• Work instruction:
Whenever a line of the listing contains "Protein", it counts; give the total number of such lines and nothing more.
************
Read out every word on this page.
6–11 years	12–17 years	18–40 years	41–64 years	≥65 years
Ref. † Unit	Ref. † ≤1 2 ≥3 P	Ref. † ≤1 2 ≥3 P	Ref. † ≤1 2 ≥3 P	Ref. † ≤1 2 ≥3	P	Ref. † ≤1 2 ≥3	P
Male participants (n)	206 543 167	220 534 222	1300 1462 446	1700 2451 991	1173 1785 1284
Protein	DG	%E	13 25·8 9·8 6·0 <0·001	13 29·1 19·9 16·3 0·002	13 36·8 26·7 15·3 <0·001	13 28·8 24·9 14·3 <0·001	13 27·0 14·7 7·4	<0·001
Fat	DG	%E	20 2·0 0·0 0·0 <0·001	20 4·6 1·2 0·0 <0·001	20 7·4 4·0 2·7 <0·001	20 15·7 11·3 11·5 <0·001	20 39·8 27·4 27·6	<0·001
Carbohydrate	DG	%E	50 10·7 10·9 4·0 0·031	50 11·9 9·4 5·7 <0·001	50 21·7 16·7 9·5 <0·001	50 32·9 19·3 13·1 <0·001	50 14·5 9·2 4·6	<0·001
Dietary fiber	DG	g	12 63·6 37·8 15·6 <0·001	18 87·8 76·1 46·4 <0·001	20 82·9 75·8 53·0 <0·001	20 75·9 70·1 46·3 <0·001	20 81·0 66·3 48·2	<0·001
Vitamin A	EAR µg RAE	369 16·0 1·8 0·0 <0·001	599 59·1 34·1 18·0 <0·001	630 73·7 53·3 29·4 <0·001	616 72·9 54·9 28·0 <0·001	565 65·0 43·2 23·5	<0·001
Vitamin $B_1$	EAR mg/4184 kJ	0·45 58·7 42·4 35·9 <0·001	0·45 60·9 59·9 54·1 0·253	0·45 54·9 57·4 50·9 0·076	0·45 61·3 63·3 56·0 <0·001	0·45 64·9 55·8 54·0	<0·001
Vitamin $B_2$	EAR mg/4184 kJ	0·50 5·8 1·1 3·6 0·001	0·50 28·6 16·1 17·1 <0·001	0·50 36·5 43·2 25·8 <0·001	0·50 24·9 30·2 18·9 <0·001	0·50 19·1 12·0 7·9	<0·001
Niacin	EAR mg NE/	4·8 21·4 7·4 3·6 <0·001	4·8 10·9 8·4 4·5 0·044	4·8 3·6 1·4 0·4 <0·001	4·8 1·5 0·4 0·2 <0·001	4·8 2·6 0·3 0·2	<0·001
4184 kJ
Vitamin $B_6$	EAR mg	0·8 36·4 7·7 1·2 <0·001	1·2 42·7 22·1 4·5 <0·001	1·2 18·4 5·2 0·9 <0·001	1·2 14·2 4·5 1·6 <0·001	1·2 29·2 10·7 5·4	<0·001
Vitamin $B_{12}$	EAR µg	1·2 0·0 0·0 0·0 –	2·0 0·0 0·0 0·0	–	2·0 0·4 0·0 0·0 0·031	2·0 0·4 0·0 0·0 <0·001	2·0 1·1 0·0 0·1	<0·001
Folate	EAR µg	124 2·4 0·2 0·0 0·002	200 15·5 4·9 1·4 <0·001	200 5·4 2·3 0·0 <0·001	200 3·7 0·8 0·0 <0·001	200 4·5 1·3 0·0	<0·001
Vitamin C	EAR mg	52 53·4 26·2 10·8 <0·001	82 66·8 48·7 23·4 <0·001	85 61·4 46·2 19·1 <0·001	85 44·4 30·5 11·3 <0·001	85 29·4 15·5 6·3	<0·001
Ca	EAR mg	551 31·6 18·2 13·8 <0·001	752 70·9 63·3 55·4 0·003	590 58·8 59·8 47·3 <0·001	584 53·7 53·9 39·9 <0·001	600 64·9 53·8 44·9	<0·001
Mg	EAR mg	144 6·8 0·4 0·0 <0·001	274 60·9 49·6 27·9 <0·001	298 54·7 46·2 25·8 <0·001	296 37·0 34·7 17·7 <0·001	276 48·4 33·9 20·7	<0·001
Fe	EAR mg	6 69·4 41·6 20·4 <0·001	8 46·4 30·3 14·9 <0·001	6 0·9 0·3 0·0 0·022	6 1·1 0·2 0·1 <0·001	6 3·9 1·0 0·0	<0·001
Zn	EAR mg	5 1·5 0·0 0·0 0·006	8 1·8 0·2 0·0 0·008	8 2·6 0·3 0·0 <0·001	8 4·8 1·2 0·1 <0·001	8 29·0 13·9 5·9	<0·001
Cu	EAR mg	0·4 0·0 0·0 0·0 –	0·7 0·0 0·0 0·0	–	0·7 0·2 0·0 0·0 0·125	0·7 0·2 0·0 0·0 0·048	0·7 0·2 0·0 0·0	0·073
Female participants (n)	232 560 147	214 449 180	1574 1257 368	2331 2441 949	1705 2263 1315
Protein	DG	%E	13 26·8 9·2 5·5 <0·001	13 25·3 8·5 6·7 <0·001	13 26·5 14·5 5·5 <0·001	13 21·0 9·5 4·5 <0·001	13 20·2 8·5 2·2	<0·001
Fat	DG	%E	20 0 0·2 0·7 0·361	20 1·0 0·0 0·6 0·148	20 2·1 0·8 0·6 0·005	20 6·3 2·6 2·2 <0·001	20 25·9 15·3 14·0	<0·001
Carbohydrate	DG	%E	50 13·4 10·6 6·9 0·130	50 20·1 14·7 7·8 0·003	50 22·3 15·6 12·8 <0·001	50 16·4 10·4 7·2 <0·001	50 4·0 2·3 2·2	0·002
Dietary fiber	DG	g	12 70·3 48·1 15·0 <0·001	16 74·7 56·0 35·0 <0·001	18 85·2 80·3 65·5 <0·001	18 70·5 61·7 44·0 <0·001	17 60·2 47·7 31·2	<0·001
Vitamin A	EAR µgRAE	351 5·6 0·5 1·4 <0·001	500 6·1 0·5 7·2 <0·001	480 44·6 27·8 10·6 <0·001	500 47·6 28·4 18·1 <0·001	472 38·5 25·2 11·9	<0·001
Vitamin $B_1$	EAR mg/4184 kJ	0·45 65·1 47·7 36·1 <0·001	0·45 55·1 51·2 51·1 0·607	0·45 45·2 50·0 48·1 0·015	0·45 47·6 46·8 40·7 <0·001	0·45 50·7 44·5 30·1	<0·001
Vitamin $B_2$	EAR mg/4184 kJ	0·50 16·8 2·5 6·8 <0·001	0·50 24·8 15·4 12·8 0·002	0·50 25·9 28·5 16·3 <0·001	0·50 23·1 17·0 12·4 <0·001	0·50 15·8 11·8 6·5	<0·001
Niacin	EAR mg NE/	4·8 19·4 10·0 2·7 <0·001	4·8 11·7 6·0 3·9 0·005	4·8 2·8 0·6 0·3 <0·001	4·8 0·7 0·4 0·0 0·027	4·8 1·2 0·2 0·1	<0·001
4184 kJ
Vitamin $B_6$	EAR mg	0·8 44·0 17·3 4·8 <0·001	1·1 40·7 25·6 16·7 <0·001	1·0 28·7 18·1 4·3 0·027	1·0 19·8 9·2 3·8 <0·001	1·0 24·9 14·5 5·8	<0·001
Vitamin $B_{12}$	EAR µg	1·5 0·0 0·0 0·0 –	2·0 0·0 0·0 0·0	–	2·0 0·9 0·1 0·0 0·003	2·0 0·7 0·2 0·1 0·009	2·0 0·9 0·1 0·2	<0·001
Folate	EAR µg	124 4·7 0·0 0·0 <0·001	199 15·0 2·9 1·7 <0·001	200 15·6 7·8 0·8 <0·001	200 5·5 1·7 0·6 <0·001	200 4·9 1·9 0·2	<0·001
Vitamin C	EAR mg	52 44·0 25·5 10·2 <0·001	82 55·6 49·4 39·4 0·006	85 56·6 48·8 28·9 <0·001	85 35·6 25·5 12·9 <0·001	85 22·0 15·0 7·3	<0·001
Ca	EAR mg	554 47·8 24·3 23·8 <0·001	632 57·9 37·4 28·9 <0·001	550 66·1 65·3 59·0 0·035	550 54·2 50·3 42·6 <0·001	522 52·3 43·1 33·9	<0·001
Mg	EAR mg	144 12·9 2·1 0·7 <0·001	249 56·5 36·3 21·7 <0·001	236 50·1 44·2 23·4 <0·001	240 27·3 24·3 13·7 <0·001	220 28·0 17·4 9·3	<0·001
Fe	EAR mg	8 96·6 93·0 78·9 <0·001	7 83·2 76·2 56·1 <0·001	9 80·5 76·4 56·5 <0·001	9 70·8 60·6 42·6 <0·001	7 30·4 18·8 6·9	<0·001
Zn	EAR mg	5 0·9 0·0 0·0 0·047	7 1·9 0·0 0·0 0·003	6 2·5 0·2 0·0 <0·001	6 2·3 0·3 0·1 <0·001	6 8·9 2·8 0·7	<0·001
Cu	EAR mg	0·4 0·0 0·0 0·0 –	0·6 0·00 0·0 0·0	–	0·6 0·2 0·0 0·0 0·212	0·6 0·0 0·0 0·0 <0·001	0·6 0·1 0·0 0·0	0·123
************
• Task output:
2